**TASK TO COMPLETE:**
Count the lines below that contain "pour". Give only the number.

— Begin —

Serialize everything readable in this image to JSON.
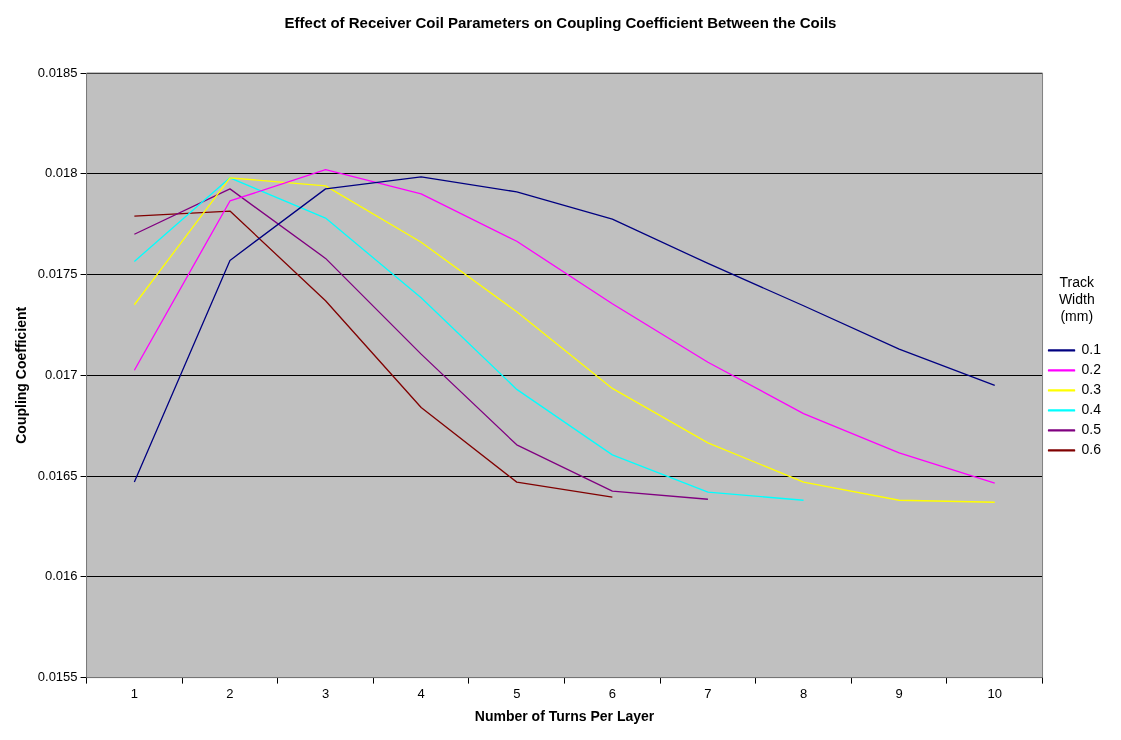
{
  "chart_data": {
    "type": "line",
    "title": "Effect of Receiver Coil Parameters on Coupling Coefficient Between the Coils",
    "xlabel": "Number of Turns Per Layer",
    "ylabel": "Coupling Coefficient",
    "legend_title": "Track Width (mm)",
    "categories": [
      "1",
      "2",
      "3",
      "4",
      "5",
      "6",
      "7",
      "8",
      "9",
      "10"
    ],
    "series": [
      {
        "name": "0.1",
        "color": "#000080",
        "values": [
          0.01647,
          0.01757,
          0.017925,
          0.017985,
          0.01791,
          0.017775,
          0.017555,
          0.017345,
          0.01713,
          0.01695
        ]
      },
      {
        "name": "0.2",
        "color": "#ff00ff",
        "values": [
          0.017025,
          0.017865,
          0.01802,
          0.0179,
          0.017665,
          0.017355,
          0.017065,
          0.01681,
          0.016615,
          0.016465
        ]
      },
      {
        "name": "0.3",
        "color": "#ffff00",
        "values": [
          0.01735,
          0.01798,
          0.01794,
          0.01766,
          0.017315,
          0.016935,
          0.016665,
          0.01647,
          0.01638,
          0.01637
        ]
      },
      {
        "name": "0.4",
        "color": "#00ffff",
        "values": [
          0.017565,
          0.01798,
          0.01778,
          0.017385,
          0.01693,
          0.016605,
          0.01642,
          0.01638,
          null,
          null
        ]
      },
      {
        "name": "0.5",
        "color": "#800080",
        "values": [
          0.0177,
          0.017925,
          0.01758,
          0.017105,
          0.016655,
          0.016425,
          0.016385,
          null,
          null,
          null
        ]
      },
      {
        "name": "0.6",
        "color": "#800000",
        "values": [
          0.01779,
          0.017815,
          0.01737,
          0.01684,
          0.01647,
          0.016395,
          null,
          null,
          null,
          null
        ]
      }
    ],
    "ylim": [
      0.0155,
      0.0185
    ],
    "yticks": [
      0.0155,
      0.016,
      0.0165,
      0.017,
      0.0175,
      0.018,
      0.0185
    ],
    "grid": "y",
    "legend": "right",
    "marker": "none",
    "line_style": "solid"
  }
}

— End —
— Begin —

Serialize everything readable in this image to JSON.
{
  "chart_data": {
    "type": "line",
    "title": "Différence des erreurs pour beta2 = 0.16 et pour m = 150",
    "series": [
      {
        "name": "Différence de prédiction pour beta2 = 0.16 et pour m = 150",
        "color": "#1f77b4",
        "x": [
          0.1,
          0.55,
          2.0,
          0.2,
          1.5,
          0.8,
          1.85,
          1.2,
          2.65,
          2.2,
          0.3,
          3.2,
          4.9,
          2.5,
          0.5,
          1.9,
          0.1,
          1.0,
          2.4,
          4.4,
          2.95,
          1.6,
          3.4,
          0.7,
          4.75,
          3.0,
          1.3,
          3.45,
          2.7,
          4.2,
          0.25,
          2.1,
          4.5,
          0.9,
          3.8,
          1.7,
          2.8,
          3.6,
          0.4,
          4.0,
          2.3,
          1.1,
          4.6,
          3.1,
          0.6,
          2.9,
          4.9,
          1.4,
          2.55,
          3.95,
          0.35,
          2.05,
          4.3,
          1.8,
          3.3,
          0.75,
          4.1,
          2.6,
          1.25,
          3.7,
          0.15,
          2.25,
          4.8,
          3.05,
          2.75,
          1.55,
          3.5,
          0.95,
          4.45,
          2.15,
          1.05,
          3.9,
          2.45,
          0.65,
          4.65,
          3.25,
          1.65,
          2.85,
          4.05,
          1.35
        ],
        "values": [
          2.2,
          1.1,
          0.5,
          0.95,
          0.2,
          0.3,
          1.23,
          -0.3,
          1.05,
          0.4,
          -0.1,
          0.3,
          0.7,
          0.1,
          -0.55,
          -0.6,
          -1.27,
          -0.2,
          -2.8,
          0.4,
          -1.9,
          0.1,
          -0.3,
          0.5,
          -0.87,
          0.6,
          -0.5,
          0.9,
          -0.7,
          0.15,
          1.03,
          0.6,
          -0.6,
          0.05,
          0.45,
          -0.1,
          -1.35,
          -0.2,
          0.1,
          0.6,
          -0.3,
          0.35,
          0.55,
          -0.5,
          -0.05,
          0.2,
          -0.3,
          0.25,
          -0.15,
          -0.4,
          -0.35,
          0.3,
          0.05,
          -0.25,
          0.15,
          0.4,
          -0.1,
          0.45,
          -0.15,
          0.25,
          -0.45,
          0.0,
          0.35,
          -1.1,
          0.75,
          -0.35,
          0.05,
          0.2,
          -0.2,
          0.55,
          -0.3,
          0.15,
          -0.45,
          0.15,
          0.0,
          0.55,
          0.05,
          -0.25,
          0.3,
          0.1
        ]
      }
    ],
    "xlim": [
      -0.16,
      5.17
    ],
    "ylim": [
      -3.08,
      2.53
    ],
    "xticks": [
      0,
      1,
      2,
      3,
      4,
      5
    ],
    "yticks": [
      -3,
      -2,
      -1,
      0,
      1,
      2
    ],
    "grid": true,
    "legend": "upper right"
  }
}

— End —

**RESPONSE BELOW:**
2